SOURCE RECORDS:
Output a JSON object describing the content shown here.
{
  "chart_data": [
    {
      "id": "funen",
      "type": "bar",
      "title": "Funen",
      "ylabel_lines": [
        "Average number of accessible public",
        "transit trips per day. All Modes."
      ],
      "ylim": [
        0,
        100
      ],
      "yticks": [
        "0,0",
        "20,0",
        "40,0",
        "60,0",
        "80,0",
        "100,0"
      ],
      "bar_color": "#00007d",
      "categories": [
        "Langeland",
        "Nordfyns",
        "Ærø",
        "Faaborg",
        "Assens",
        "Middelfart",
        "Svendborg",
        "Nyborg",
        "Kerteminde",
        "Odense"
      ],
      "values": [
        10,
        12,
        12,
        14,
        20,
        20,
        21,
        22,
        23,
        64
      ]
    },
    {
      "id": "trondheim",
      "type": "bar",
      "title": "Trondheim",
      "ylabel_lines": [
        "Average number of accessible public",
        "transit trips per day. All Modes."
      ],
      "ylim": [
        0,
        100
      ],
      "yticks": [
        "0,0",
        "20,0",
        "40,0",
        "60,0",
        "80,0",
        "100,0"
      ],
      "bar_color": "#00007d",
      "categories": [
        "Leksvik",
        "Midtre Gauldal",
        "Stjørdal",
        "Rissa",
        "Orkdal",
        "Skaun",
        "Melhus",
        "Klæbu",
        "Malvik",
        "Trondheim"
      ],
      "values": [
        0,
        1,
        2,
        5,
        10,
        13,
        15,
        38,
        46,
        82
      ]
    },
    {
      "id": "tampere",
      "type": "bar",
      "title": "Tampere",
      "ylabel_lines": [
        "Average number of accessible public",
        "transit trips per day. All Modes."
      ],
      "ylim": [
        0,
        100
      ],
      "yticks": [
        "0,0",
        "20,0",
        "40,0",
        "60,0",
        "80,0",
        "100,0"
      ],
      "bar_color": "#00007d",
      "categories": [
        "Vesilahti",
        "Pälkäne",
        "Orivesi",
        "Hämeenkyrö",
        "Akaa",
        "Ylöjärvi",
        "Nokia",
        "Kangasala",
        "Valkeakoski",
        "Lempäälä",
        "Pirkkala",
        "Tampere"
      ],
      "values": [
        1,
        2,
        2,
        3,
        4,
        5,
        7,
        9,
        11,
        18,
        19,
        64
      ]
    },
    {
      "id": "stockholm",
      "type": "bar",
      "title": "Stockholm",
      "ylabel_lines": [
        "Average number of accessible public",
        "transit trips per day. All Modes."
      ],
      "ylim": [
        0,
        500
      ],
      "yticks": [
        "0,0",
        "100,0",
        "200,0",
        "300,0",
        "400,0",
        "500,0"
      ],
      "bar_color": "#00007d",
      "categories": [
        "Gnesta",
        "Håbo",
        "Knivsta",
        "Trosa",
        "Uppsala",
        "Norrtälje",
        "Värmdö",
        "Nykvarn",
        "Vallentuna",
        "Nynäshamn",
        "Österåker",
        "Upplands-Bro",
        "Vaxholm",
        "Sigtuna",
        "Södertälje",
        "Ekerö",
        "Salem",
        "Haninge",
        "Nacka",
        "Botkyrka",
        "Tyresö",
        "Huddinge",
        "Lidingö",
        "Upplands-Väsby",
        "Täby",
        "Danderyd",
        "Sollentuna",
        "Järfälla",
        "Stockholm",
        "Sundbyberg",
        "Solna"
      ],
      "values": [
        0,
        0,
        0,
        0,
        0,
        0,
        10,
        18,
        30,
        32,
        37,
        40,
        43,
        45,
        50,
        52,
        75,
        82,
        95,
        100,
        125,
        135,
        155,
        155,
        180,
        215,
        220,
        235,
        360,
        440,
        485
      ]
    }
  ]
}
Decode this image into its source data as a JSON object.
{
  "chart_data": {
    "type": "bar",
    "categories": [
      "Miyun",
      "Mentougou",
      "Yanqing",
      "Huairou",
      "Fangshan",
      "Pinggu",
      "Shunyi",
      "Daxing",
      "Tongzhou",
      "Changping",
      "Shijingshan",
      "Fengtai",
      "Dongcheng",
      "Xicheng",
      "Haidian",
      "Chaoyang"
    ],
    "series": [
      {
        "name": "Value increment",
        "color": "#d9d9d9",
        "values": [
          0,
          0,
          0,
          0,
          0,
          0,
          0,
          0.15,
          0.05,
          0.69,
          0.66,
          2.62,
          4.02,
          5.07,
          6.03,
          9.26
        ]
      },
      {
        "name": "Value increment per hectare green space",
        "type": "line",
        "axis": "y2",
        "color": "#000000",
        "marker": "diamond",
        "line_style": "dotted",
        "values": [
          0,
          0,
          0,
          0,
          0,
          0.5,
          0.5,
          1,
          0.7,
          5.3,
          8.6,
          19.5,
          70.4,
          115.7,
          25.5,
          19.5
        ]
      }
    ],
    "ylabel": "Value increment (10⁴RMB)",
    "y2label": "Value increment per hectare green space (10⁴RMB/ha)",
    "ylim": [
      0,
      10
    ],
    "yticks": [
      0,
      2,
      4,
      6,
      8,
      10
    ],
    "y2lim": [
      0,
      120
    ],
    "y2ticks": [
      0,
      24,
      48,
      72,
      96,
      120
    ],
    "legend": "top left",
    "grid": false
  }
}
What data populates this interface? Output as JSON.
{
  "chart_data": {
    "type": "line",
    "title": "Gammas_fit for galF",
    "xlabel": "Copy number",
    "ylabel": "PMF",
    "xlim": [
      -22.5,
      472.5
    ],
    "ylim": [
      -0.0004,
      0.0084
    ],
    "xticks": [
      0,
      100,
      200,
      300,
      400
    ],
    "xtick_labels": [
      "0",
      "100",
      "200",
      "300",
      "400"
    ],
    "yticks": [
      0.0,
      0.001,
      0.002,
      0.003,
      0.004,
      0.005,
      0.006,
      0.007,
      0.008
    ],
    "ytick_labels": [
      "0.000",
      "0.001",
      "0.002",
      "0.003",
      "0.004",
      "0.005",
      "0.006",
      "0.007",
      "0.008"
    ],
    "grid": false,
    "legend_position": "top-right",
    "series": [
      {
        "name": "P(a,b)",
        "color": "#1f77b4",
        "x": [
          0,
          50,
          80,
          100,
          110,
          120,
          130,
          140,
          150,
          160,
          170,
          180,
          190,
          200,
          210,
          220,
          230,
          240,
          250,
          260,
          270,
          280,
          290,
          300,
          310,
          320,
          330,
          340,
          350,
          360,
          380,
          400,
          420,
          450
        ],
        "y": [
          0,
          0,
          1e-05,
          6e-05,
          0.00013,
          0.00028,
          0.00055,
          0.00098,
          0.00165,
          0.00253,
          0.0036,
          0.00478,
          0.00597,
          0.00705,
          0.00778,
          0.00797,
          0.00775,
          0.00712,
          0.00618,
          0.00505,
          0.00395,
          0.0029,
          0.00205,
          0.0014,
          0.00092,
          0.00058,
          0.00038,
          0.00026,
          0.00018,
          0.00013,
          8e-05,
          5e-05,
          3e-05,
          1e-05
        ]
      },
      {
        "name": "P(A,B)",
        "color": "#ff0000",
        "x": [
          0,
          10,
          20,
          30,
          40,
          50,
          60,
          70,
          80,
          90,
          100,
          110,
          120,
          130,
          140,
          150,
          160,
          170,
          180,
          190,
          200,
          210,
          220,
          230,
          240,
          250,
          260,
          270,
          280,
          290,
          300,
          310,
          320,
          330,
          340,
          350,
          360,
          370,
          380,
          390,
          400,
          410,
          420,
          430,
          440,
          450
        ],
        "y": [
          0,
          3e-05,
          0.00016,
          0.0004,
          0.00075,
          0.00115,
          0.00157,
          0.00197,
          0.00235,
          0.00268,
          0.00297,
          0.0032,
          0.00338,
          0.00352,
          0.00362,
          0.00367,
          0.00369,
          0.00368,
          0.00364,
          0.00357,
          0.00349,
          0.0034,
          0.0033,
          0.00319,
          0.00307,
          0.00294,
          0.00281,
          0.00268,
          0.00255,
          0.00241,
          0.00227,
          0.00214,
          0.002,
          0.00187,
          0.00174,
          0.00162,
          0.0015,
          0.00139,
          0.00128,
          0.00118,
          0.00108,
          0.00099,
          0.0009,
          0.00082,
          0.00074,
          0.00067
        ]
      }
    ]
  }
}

GOAL OF THE EXERCISE:
Your task is to list each line of the records with the word "name".

SOLUTION TO THIS TASK:
        "name": "Value increment",
        "name": "Value increment per hectare green space",
        "name": "P(a,b)",
        "name": "P(A,B)",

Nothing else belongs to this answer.